> Goal: Filter for the word "คคลได" and keep each matching line.

##############################

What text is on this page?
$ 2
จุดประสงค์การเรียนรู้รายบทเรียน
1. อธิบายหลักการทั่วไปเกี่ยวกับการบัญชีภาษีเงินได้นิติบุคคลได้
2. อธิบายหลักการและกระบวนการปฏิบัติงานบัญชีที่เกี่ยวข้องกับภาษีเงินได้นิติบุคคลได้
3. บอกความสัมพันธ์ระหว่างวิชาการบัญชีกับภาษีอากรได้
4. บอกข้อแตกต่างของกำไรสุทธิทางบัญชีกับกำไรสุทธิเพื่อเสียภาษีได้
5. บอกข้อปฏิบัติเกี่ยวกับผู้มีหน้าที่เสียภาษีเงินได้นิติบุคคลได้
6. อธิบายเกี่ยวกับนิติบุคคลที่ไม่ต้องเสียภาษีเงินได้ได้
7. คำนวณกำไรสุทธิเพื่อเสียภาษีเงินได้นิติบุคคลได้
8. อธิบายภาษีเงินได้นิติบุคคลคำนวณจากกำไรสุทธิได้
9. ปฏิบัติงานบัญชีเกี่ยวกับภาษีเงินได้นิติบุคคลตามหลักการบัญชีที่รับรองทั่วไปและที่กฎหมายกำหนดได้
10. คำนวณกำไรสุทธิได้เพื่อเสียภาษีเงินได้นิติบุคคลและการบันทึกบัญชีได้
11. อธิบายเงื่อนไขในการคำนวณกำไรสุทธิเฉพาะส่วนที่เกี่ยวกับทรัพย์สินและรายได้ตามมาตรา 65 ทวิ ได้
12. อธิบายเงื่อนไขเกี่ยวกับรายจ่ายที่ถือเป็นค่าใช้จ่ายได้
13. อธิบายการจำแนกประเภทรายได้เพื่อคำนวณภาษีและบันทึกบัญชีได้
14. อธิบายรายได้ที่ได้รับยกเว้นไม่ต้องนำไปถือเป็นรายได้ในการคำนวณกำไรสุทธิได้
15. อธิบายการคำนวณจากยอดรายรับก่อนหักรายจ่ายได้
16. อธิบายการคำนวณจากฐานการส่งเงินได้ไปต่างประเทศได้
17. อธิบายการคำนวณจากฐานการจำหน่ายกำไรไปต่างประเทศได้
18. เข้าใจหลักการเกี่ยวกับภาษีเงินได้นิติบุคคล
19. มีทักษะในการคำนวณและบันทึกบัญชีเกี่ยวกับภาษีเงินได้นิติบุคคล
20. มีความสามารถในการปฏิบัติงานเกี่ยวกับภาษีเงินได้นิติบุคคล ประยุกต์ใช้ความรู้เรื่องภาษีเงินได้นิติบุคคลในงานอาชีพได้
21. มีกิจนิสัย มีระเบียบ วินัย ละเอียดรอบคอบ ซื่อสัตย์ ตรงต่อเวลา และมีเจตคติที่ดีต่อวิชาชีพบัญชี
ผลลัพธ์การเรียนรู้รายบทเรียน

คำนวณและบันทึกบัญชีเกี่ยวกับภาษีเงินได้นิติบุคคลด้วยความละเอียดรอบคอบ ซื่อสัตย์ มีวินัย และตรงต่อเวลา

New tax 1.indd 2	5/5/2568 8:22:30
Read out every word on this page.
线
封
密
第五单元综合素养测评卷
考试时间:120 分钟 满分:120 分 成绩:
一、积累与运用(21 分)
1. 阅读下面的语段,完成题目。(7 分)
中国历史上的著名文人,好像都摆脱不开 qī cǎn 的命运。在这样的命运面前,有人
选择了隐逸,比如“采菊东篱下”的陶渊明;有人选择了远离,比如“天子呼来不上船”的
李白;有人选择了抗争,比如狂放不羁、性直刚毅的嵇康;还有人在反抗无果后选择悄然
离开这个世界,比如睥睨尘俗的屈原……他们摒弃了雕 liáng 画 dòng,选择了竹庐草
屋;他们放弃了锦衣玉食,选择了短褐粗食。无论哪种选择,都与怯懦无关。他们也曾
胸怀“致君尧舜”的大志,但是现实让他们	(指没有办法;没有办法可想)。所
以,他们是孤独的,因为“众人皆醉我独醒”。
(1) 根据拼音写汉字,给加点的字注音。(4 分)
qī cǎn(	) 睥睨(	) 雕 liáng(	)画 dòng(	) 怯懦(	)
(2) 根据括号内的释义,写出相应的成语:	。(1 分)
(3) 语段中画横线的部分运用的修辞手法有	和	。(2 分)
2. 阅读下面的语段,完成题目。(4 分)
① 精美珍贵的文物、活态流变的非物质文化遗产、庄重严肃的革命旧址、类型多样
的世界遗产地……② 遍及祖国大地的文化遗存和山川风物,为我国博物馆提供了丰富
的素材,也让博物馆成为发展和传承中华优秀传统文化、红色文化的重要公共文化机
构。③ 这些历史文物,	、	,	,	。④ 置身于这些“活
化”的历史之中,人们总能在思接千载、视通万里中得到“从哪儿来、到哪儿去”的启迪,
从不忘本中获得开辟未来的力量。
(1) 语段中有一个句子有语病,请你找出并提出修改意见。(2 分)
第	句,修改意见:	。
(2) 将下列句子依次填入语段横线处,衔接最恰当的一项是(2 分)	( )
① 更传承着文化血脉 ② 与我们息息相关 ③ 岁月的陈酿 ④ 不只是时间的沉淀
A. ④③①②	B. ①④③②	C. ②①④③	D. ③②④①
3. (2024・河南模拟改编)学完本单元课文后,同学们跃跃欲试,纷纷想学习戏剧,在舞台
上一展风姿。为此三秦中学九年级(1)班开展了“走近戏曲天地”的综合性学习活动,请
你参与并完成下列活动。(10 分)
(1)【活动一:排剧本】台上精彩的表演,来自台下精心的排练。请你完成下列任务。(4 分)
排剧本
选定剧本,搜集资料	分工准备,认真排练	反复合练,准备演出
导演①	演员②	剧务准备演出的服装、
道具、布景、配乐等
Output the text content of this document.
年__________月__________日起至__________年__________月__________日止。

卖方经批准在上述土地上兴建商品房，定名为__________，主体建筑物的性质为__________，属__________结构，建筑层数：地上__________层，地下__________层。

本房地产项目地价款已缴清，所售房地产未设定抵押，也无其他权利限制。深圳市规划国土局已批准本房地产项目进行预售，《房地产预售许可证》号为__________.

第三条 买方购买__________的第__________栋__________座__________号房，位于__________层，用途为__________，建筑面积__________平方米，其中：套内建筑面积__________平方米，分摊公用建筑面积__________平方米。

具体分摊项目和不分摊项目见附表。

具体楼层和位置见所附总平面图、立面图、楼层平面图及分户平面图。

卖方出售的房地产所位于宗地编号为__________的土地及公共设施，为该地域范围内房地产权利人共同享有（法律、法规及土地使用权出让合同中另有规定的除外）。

##############################

> The response:
1. อธิบายหลักการทั่วไปเกี่ยวกับการบัญชีภาษีเงินได้นิติบุคคลได้
2. อธิบายหลักการและกระบวนการปฏิบัติงานบัญชีที่เกี่ยวข้องกับภาษีเงินได้นิติบุคคลได้
5. บอกข้อปฏิบัติเกี่ยวกับผู้มีหน้าที่เสียภาษีเงินได้นิติบุคคลได้
7. คำนวณกำไรสุทธิเพื่อเสียภาษีเงินได้นิติบุคคลได้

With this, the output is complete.